#### [SHORT TASK]
Comb the records below for the string "name" and copy each line where it turns up.

Records
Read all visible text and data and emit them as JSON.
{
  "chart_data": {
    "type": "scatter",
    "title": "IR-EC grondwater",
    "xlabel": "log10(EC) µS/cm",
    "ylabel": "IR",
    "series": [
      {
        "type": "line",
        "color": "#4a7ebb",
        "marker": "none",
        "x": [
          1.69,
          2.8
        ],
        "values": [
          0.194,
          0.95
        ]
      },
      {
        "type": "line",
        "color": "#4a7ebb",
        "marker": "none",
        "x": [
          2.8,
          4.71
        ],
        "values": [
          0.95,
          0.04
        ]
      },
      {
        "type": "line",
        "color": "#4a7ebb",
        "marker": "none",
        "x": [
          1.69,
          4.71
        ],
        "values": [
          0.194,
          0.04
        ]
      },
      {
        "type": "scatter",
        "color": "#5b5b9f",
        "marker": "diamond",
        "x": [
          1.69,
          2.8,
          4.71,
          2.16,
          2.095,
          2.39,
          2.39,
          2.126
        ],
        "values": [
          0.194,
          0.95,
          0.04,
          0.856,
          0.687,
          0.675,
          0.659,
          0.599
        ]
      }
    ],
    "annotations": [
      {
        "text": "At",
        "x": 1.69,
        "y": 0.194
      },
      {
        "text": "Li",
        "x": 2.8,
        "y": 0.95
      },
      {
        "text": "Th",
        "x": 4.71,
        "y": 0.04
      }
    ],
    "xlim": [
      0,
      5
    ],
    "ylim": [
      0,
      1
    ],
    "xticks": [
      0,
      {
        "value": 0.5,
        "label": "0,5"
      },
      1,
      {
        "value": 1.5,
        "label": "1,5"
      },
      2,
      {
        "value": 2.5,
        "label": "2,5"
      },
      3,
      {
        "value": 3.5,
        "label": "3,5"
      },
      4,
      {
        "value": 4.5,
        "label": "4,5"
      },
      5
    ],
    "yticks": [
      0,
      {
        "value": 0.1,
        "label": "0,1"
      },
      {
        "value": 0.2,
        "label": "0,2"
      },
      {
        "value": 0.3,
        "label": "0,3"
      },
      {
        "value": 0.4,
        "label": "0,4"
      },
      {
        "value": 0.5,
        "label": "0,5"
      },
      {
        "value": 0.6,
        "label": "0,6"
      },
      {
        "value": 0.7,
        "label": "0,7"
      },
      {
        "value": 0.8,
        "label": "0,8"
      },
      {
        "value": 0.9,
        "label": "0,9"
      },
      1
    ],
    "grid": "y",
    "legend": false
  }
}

==

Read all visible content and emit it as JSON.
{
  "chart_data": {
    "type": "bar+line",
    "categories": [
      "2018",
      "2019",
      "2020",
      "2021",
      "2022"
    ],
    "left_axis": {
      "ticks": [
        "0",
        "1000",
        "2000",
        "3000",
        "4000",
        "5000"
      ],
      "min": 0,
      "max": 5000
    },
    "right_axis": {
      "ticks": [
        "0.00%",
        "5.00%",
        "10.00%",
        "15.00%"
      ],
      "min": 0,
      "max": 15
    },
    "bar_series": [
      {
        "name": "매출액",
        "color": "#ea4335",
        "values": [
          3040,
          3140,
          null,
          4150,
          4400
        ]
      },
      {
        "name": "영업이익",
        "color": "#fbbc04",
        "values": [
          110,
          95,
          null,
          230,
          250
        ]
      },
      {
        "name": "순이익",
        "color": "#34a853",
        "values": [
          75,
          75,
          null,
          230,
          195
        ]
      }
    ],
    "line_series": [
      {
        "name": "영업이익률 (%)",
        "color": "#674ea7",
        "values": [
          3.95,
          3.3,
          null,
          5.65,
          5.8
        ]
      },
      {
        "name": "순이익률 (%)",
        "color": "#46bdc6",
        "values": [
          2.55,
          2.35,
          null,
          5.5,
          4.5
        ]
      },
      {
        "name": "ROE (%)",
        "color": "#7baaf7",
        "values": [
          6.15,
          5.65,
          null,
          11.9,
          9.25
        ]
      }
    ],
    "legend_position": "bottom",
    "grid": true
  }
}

#### [COMPLETE RESPONSE]
        "name": "매출액",
        "name": "영업이익",
        "name": "순이익",
        "name": "영업이익률 (%)",
        "name": "순이익률 (%)",
        "name": "ROE (%)",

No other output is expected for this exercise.